(Chart and figure data)

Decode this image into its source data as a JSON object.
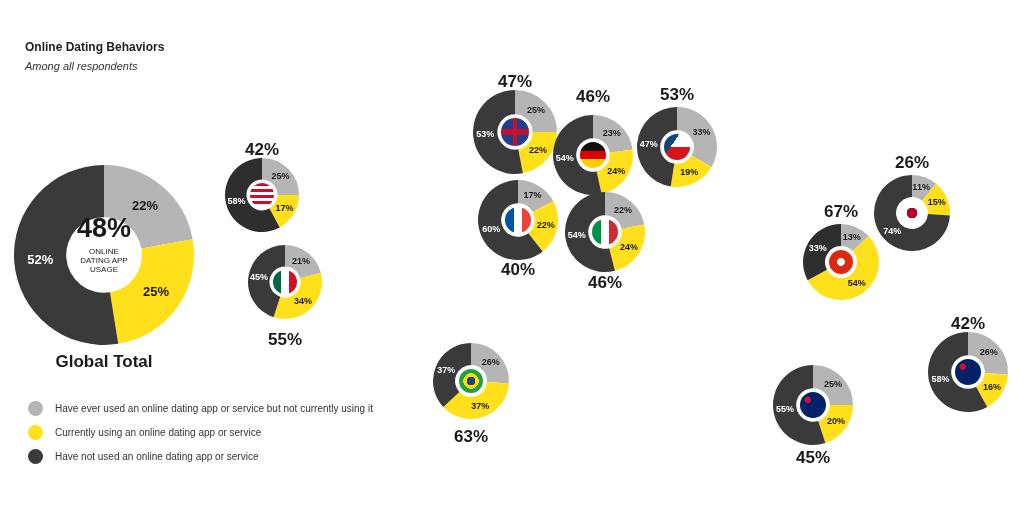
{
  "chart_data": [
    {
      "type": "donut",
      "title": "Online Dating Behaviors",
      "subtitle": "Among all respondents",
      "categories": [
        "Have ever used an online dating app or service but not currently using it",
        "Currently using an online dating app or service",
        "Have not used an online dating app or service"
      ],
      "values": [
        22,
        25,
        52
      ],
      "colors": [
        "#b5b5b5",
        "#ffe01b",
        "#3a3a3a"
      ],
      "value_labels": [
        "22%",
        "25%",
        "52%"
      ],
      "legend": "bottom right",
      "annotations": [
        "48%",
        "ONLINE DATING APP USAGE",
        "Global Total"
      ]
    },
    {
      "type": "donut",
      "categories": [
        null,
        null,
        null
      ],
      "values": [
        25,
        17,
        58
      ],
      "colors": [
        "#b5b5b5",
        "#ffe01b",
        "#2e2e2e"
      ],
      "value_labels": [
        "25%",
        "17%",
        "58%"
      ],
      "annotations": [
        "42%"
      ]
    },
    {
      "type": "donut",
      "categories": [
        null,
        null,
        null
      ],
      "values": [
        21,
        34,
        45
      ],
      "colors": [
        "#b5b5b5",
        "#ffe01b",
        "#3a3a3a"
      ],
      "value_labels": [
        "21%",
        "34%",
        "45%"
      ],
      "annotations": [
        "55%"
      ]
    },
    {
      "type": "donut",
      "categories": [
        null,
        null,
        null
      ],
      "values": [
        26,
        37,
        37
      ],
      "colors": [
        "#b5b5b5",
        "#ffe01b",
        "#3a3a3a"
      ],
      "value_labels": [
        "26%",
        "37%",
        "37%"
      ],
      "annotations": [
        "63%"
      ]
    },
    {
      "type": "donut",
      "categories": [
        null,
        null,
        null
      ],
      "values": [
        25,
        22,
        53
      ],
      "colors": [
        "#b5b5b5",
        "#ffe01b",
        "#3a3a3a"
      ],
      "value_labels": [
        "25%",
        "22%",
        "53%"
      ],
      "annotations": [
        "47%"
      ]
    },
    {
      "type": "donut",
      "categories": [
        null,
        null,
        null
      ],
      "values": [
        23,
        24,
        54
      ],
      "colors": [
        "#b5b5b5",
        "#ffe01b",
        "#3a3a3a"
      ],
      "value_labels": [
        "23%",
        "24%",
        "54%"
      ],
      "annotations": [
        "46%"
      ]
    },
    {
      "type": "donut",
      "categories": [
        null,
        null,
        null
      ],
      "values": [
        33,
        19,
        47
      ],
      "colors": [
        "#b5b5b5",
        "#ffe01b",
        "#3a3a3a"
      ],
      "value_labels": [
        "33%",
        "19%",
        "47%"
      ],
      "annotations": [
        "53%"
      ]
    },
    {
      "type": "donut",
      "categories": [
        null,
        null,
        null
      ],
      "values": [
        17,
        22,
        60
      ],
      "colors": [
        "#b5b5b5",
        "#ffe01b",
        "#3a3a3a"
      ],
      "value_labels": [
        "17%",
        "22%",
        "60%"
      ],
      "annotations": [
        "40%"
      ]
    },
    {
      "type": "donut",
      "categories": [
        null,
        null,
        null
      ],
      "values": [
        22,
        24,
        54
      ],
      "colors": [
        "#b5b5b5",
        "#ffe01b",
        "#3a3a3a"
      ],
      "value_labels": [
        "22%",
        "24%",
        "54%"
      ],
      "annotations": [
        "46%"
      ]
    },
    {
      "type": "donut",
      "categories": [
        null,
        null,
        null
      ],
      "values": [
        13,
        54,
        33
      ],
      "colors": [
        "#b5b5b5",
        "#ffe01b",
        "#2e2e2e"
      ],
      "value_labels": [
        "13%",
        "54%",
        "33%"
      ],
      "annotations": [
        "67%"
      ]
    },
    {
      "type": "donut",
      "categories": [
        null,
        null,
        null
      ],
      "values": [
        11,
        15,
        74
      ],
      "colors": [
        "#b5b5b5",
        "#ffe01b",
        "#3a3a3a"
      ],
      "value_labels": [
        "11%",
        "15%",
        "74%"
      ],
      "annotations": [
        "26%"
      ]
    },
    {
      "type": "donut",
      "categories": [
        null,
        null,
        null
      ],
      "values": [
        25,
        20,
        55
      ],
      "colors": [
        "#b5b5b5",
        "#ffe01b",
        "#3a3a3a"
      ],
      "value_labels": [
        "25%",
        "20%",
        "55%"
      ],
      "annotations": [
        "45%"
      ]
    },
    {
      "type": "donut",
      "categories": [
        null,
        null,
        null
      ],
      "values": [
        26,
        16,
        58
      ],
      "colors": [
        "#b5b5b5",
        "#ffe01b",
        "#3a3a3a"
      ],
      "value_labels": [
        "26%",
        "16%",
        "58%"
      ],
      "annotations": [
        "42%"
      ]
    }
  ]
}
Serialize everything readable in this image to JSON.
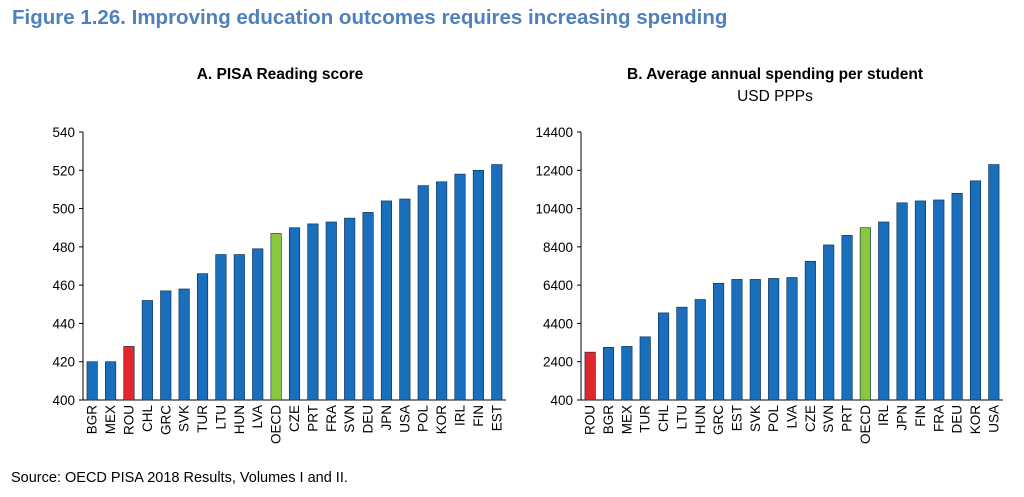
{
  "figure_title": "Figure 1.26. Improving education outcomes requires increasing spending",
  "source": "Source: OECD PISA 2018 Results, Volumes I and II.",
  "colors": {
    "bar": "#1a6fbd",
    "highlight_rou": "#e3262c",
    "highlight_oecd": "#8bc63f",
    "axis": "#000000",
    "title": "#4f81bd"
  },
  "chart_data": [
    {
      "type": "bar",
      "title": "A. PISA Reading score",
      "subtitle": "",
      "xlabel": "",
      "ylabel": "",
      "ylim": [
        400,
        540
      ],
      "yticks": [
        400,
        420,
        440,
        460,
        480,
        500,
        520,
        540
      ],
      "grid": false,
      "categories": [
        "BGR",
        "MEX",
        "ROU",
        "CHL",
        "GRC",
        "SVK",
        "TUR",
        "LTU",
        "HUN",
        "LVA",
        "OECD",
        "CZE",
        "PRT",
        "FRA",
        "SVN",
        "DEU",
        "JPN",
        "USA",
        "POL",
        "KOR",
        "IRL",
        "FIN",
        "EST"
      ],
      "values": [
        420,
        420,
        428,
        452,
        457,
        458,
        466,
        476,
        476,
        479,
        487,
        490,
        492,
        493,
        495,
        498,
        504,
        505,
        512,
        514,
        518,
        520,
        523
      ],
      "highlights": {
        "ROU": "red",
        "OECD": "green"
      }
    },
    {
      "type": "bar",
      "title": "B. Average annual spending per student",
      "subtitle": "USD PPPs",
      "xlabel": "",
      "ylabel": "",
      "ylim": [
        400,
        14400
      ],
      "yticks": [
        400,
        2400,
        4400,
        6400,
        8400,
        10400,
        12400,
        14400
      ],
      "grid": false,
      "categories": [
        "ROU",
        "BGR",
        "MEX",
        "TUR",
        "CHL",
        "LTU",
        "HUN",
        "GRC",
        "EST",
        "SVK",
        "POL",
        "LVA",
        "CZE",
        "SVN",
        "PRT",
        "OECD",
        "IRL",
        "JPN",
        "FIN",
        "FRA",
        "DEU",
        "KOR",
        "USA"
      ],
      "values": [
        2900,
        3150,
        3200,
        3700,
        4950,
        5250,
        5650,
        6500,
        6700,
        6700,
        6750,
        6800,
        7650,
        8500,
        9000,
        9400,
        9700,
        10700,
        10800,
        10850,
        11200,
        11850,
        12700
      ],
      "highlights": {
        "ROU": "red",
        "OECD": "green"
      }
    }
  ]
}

= TASK OBJECTIVE =
In the entries above, find the lines containing the word "subtitle" and say how many there are, with no other words.

= ANSWER =
3